_WHAT YOU NEED TO DO_. Pull out every line in the data that has the string "onkologicznych" in it.

Stored records:
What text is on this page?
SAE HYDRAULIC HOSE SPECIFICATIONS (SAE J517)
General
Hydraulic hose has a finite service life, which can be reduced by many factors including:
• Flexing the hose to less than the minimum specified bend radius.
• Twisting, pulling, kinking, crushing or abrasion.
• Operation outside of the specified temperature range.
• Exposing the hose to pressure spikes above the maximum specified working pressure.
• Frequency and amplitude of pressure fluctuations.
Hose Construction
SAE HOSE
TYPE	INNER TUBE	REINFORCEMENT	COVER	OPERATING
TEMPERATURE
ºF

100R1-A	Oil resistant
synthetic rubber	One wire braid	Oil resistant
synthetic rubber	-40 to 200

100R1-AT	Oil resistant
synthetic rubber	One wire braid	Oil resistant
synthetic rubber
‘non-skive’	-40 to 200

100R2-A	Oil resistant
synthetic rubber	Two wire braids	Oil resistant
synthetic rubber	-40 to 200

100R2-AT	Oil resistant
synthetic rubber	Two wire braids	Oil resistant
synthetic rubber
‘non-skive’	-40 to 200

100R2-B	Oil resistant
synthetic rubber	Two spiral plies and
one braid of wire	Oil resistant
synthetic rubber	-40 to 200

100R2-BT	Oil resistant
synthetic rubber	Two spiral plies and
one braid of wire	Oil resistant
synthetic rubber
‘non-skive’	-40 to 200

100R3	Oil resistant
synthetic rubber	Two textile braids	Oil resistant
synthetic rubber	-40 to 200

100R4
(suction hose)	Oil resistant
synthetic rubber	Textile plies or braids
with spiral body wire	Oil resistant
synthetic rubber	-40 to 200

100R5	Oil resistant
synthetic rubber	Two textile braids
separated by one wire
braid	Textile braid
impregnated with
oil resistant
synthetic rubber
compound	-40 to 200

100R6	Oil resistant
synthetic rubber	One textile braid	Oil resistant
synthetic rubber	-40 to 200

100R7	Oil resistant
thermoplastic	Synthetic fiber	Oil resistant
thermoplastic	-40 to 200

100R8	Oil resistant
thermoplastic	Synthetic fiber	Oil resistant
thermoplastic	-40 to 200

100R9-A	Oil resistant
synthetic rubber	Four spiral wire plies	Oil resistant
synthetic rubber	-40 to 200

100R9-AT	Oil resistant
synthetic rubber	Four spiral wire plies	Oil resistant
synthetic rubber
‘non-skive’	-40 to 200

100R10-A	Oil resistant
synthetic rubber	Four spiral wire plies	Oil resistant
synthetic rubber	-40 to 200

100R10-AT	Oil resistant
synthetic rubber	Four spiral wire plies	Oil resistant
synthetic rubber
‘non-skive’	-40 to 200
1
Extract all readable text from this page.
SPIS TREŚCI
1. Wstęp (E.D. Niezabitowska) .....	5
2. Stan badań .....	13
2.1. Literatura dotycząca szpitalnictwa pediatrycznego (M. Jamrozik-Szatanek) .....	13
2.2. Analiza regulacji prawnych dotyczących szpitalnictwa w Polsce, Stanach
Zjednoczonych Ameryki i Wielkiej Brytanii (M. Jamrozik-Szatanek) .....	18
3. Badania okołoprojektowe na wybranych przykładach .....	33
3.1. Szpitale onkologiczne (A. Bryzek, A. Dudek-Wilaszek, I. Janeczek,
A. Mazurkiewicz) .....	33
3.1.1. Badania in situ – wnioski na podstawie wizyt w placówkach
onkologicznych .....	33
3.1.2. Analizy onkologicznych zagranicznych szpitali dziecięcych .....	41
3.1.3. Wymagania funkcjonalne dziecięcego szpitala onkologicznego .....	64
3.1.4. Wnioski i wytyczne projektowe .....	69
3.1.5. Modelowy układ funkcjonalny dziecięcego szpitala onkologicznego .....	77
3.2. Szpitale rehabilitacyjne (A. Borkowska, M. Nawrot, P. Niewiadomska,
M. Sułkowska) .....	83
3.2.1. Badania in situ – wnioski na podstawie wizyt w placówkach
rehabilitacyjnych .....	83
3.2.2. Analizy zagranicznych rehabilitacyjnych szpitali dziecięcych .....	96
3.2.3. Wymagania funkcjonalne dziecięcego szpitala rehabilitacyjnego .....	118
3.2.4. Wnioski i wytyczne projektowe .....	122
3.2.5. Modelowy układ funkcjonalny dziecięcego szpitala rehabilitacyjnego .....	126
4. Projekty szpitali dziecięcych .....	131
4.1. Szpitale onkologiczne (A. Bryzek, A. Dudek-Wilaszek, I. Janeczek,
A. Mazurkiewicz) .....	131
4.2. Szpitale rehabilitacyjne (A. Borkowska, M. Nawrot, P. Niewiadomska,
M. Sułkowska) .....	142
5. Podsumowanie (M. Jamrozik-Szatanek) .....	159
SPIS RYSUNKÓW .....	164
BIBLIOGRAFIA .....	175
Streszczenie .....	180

_RESPONSE TO THE TASK_.
onkologicznych .....	33
3.1.2. Analizy onkologicznych zagranicznych szpitali dziecięcych .....	41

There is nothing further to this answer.